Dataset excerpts
** Start **
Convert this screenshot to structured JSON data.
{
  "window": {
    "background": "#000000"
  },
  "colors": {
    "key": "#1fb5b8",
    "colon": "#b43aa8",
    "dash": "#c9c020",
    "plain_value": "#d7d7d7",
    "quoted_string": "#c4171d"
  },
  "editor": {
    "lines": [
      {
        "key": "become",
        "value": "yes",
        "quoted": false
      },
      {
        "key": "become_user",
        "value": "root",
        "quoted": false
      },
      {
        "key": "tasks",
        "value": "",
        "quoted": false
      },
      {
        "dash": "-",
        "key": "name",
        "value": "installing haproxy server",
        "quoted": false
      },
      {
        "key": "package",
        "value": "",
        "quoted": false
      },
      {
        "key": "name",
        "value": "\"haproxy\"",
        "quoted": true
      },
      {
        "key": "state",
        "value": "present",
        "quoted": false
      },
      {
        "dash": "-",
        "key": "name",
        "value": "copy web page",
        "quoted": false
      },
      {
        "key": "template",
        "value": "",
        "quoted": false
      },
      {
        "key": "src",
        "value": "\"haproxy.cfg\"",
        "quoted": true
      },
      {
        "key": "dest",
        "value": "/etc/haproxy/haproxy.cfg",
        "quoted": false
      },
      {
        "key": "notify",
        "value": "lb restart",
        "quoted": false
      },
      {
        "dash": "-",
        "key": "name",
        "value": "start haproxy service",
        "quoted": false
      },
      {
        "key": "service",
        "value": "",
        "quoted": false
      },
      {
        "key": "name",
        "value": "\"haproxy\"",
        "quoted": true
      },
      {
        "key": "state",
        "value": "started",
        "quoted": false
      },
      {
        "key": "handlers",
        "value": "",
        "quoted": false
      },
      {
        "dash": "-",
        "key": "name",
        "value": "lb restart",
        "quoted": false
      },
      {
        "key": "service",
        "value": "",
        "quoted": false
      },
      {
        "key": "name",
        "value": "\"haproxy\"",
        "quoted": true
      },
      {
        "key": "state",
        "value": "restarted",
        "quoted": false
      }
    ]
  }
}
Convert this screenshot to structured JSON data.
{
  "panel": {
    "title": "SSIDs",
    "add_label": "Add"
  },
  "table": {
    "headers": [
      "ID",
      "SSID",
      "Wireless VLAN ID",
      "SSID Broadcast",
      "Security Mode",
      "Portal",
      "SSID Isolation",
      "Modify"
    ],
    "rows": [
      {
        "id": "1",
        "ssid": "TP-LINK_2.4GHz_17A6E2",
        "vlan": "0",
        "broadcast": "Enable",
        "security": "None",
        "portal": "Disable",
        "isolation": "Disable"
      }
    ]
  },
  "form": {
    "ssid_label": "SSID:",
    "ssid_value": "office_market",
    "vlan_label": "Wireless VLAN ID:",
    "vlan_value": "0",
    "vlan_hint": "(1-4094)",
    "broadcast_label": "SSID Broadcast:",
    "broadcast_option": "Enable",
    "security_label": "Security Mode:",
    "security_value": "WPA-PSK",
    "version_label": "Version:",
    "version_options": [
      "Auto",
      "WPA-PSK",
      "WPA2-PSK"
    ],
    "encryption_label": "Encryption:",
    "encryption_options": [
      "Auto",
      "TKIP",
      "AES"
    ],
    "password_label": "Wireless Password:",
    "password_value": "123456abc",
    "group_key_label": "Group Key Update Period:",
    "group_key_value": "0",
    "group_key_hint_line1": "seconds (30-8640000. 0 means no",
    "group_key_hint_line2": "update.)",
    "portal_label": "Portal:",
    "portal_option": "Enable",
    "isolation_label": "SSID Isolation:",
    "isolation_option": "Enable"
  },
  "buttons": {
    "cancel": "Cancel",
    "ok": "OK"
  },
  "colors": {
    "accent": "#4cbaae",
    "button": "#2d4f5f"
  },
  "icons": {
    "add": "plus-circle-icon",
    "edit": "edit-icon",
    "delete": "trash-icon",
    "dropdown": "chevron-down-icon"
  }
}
** End **
- [What you should do]:
Reproduce the listing above verbatim, from first line to last.

- [Output below]:
Convert this screenshot to structured JSON data.
{
  "window": {
    "background": "#000000"
  },
  "colors": {
    "key": "#1fb5b8",
    "colon": "#b43aa8",
    "dash": "#c9c020",
    "plain_value": "#d7d7d7",
    "quoted_string": "#c4171d"
  },
  "editor": {
    "lines": [
      {
        "key": "become",
        "value": "yes",
        "quoted": false
      },
      {
        "key": "become_user",
        "value": "root",
        "quoted": false
      },
      {
        "key": "tasks",
        "value": "",
        "quoted": false
      },
      {
        "dash": "-",
        "key": "name",
        "value": "installing haproxy server",
        "quoted": false
      },
      {
        "key": "package",
        "value": "",
        "quoted": false
      },
      {
        "key": "name",
        "value": "\"haproxy\"",
        "quoted": true
      },
      {
        "key": "state",
        "value": "present",
        "quoted": false
      },
      {
        "dash": "-",
        "key": "name",
        "value": "copy web page",
        "quoted": false
      },
      {
        "key": "template",
        "value": "",
        "quoted": false
      },
      {
        "key": "src",
        "value": "\"haproxy.cfg\"",
        "quoted": true
      },
      {
        "key": "dest",
        "value": "/etc/haproxy/haproxy.cfg",
        "quoted": false
      },
      {
        "key": "notify",
        "value": "lb restart",
        "quoted": false
      },
      {
        "dash": "-",
        "key": "name",
        "value": "start haproxy service",
        "quoted": false
      },
      {
        "key": "service",
        "value": "",
        "quoted": false
      },
      {
        "key": "name",
        "value": "\"haproxy\"",
        "quoted": true
      },
      {
        "key": "state",
        "value": "started",
        "quoted": false
      },
      {
        "key": "handlers",
        "value": "",
        "quoted": false
      },
      {
        "dash": "-",
        "key": "name",
        "value": "lb restart",
        "quoted": false
      },
      {
        "key": "service",
        "value": "",
        "quoted": false
      },
      {
        "key": "name",
        "value": "\"haproxy\"",
        "quoted": true
      },
      {
        "key": "state",
        "value": "restarted",
        "quoted": false
      }
    ]
  }
}
Convert this screenshot to structured JSON data.
{
  "panel": {
    "title": "SSIDs",
    "add_label": "Add"
  },
  "table": {
    "headers": [
      "ID",
      "SSID",
      "Wireless VLAN ID",
      "SSID Broadcast",
      "Security Mode",
      "Portal",
      "SSID Isolation",
      "Modify"
    ],
    "rows": [
      {
        "id": "1",
        "ssid": "TP-LINK_2.4GHz_17A6E2",
        "vlan": "0",
        "broadcast": "Enable",
        "security": "None",
        "portal": "Disable",
        "isolation": "Disable"
      }
    ]
  },
  "form": {
    "ssid_label": "SSID:",
    "ssid_value": "office_market",
    "vlan_label": "Wireless VLAN ID:",
    "vlan_value": "0",
    "vlan_hint": "(1-4094)",
    "broadcast_label": "SSID Broadcast:",
    "broadcast_option": "Enable",
    "security_label": "Security Mode:",
    "security_value": "WPA-PSK",
    "version_label": "Version:",
    "version_options": [
      "Auto",
      "WPA-PSK",
      "WPA2-PSK"
    ],
    "encryption_label": "Encryption:",
    "encryption_options": [
      "Auto",
      "TKIP",
      "AES"
    ],
    "password_label": "Wireless Password:",
    "password_value": "123456abc",
    "group_key_label": "Group Key Update Period:",
    "group_key_value": "0",
    "group_key_hint_line1": "seconds (30-8640000. 0 means no",
    "group_key_hint_line2": "update.)",
    "portal_label": "Portal:",
    "portal_option": "Enable",
    "isolation_label": "SSID Isolation:",
    "isolation_option": "Enable"
  },
  "buttons": {
    "cancel": "Cancel",
    "ok": "OK"
  },
  "colors": {
    "accent": "#4cbaae",
    "button": "#2d4f5f"
  },
  "icons": {
    "add": "plus-circle-icon",
    "edit": "edit-icon",
    "delete": "trash-icon",
    "dropdown": "chevron-down-icon"
  }
}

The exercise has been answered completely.